* Aim: Return the entries below verbatim. Pictures stay out.

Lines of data
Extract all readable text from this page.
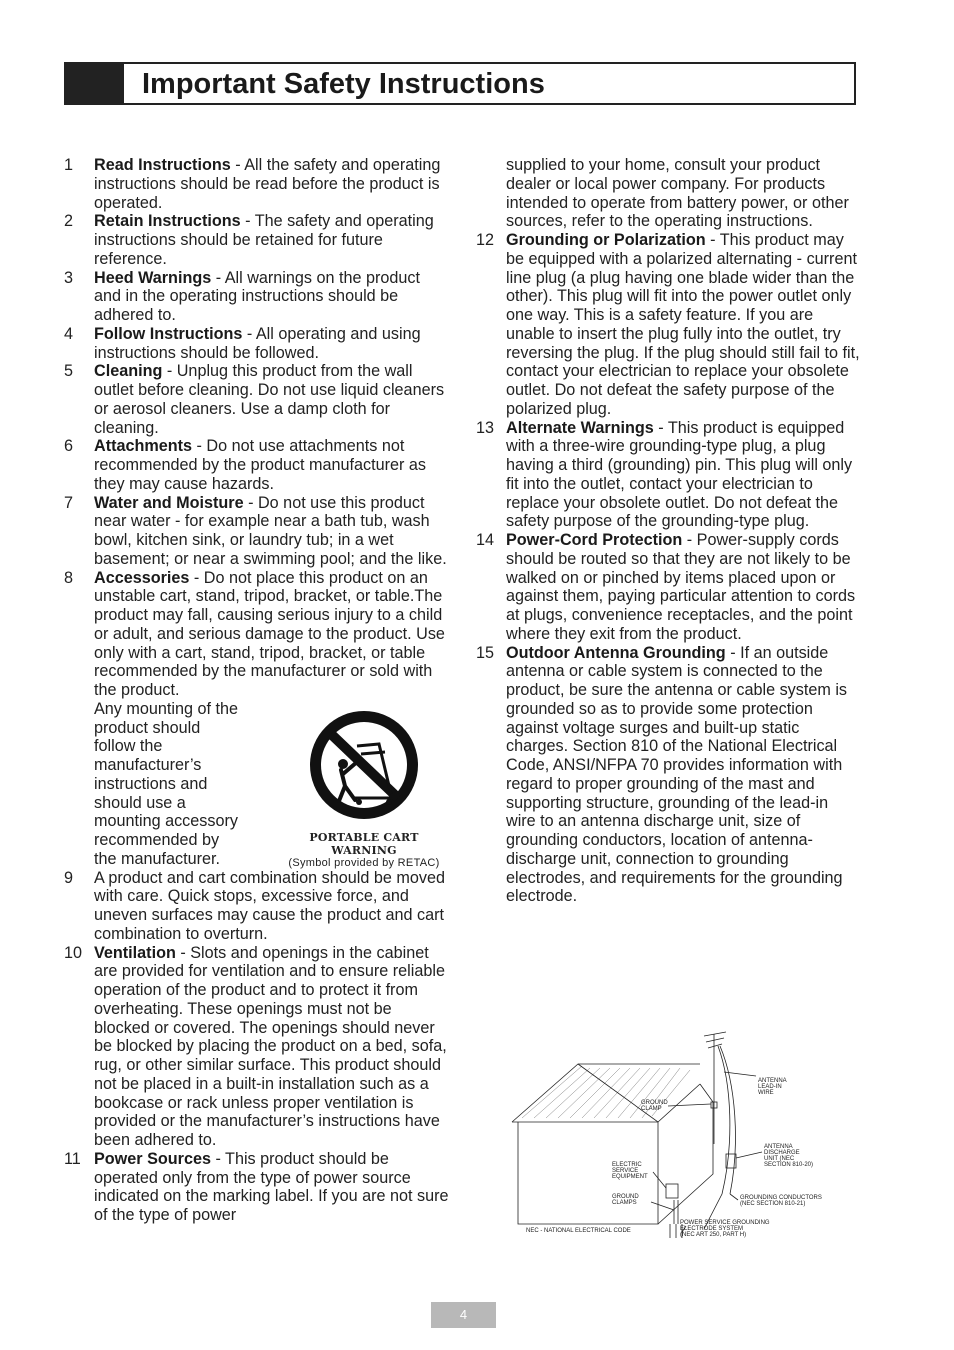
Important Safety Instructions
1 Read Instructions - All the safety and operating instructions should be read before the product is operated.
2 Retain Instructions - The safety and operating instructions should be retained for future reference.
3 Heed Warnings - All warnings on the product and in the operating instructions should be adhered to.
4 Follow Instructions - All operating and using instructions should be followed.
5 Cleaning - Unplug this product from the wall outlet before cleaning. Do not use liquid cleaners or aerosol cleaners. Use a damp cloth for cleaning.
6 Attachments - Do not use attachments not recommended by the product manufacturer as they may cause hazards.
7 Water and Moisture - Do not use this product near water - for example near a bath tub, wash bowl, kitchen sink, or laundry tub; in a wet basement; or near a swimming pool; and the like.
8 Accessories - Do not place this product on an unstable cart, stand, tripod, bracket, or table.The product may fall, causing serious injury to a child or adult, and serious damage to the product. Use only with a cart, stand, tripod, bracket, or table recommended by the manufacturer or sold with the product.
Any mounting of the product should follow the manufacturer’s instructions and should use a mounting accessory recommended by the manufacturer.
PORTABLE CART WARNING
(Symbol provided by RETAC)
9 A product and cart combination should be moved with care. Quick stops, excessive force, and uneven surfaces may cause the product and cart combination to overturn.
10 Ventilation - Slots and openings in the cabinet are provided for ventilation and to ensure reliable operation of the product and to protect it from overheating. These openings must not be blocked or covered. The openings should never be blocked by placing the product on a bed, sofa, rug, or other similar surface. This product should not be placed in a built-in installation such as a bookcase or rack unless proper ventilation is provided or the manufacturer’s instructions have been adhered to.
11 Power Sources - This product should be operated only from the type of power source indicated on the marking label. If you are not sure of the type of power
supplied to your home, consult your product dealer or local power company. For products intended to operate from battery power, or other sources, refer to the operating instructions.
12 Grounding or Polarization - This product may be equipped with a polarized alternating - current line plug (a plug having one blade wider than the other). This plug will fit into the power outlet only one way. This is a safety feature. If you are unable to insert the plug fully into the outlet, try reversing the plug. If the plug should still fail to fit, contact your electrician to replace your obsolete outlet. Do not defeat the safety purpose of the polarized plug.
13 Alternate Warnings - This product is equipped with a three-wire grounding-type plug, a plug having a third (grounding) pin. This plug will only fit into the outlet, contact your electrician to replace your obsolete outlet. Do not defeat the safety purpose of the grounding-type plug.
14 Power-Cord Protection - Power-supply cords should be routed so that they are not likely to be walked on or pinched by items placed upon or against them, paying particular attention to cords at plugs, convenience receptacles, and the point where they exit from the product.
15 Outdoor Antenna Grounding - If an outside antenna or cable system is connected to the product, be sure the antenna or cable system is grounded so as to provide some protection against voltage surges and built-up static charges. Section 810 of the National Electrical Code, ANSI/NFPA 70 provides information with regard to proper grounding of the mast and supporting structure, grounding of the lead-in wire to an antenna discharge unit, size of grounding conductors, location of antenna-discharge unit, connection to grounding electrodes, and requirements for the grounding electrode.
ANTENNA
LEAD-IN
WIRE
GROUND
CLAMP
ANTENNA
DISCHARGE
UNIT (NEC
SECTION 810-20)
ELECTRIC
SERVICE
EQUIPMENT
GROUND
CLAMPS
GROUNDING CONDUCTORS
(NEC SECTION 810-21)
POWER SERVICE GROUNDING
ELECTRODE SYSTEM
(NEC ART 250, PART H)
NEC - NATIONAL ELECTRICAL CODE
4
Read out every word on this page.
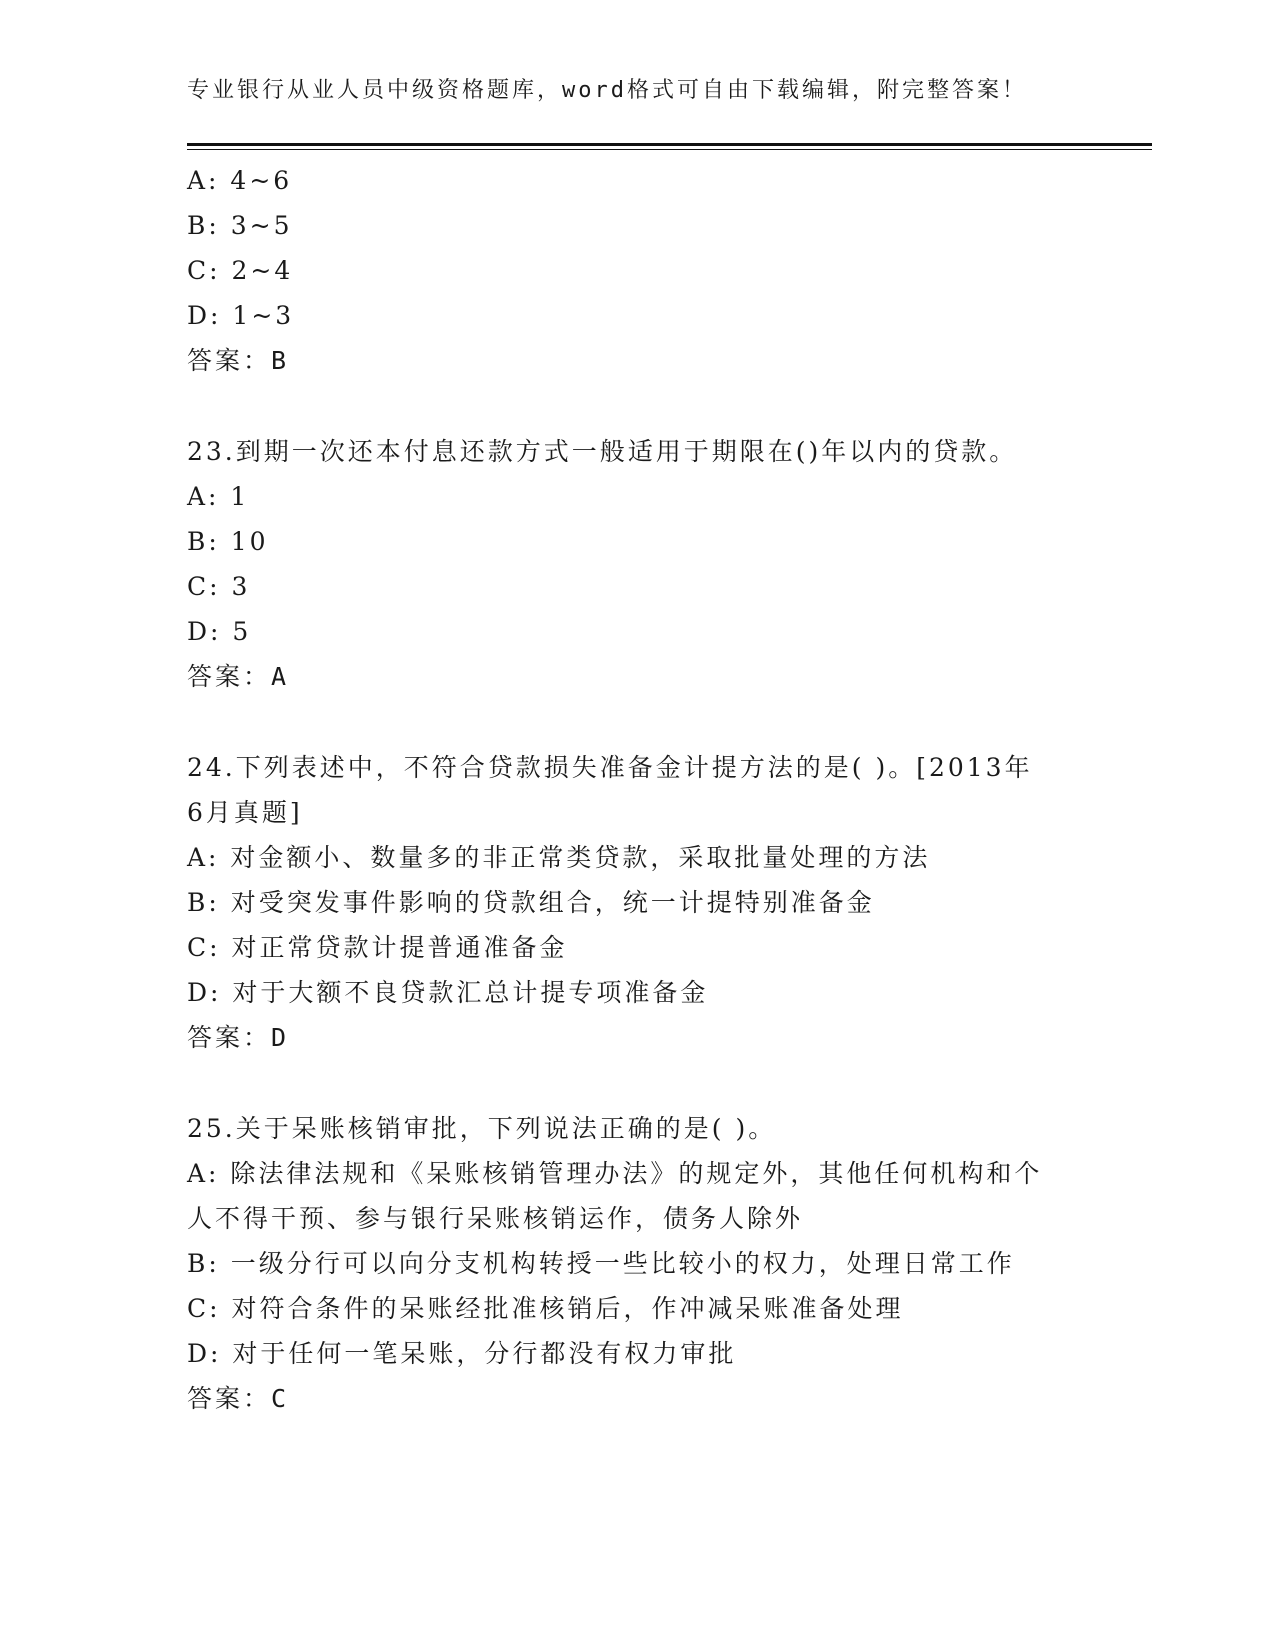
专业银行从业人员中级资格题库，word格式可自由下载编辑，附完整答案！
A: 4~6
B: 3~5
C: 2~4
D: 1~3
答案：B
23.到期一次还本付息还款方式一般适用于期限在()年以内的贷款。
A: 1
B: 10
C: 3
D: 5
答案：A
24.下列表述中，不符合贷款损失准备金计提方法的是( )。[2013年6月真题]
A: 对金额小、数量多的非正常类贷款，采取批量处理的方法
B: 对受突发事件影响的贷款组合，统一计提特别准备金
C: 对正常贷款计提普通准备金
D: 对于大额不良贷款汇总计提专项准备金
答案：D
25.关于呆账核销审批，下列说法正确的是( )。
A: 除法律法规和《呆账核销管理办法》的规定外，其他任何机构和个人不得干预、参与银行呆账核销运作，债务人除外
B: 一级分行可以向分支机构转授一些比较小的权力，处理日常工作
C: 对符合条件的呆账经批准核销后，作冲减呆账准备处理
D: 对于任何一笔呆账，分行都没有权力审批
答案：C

* Output:
Extract all readable text from this page.
Important Safety Instructions
1 Read Instructions - All the safety and operating instructions should be read before the product is operated.
2 Retain Instructions - The safety and operating instructions should be retained for future reference.
3 Heed Warnings - All warnings on the product and in the operating instructions should be adhered to.
4 Follow Instructions - All operating and using instructions should be followed.
5 Cleaning - Unplug this product from the wall outlet before cleaning. Do not use liquid cleaners or aerosol cleaners. Use a damp cloth for cleaning.
6 Attachments - Do not use attachments not recommended by the product manufacturer as they may cause hazards.
7 Water and Moisture - Do not use this product near water - for example near a bath tub, wash bowl, kitchen sink, or laundry tub; in a wet basement; or near a swimming pool; and the like.
8 Accessories - Do not place this product on an unstable cart, stand, tripod, bracket, or table.The product may fall, causing serious injury to a child or adult, and serious damage to the product. Use only with a cart, stand, tripod, bracket, or table recommended by the manufacturer or sold with the product.
Any mounting of the product should follow the manufacturer’s instructions and should use a mounting accessory recommended by the manufacturer.
PORTABLE CART WARNING
(Symbol provided by RETAC)
9 A product and cart combination should be moved with care. Quick stops, excessive force, and uneven surfaces may cause the product and cart combination to overturn.
10 Ventilation - Slots and openings in the cabinet are provided for ventilation and to ensure reliable operation of the product and to protect it from overheating. These openings must not be blocked or covered. The openings should never be blocked by placing the product on a bed, sofa, rug, or other similar surface. This product should not be placed in a built-in installation such as a bookcase or rack unless proper ventilation is provided or the manufacturer’s instructions have been adhered to.
11 Power Sources - This product should be operated only from the type of power source indicated on the marking label. If you are not sure of the type of power
supplied to your home, consult your product dealer or local power company. For products intended to operate from battery power, or other sources, refer to the operating instructions.
12 Grounding or Polarization - This product may be equipped with a polarized alternating - current line plug (a plug having one blade wider than the other). This plug will fit into the power outlet only one way. This is a safety feature. If you are unable to insert the plug fully into the outlet, try reversing the plug. If the plug should still fail to fit, contact your electrician to replace your obsolete outlet. Do not defeat the safety purpose of the polarized plug.
13 Alternate Warnings - This product is equipped with a three-wire grounding-type plug, a plug having a third (grounding) pin. This plug will only fit into the outlet, contact your electrician to replace your obsolete outlet. Do not defeat the safety purpose of the grounding-type plug.
14 Power-Cord Protection - Power-supply cords should be routed so that they are not likely to be walked on or pinched by items placed upon or against them, paying particular attention to cords at plugs, convenience receptacles, and the point where they exit from the product.
15 Outdoor Antenna Grounding - If an outside antenna or cable system is connected to the product, be sure the antenna or cable system is grounded so as to provide some protection against voltage surges and built-up static charges. Section 810 of the National Electrical Code, ANSI/NFPA 70 provides information with regard to proper grounding of the mast and supporting structure, grounding of the lead-in wire to an antenna discharge unit, size of grounding conductors, location of antenna-discharge unit, connection to grounding electrodes, and requirements for the grounding electrode.
ANTENNA
LEAD-IN
WIRE
GROUND
CLAMP
ANTENNA
DISCHARGE
UNIT (NEC
SECTION 810-20)
ELECTRIC
SERVICE
EQUIPMENT
GROUND
CLAMPS
GROUNDING CONDUCTORS
(NEC SECTION 810-21)
POWER SERVICE GROUNDING
ELECTRODE SYSTEM
(NEC ART 250, PART H)
NEC - NATIONAL ELECTRICAL CODE
4
Read out every word on this page.
专业银行从业人员中级资格题库，word格式可自由下载编辑，附完整答案！
A: 4~6
B: 3~5
C: 2~4
D: 1~3
答案：B
23.到期一次还本付息还款方式一般适用于期限在()年以内的贷款。
A: 1
B: 10
C: 3
D: 5
答案：A
24.下列表述中，不符合贷款损失准备金计提方法的是( )。[2013年6月真题]
A: 对金额小、数量多的非正常类贷款，采取批量处理的方法
B: 对受突发事件影响的贷款组合，统一计提特别准备金
C: 对正常贷款计提普通准备金
D: 对于大额不良贷款汇总计提专项准备金
答案：D
25.关于呆账核销审批，下列说法正确的是( )。
A: 除法律法规和《呆账核销管理办法》的规定外，其他任何机构和个人不得干预、参与银行呆账核销运作，债务人除外
B: 一级分行可以向分支机构转授一些比较小的权力，处理日常工作
C: 对符合条件的呆账经批准核销后，作冲减呆账准备处理
D: 对于任何一笔呆账，分行都没有权力审批
答案：C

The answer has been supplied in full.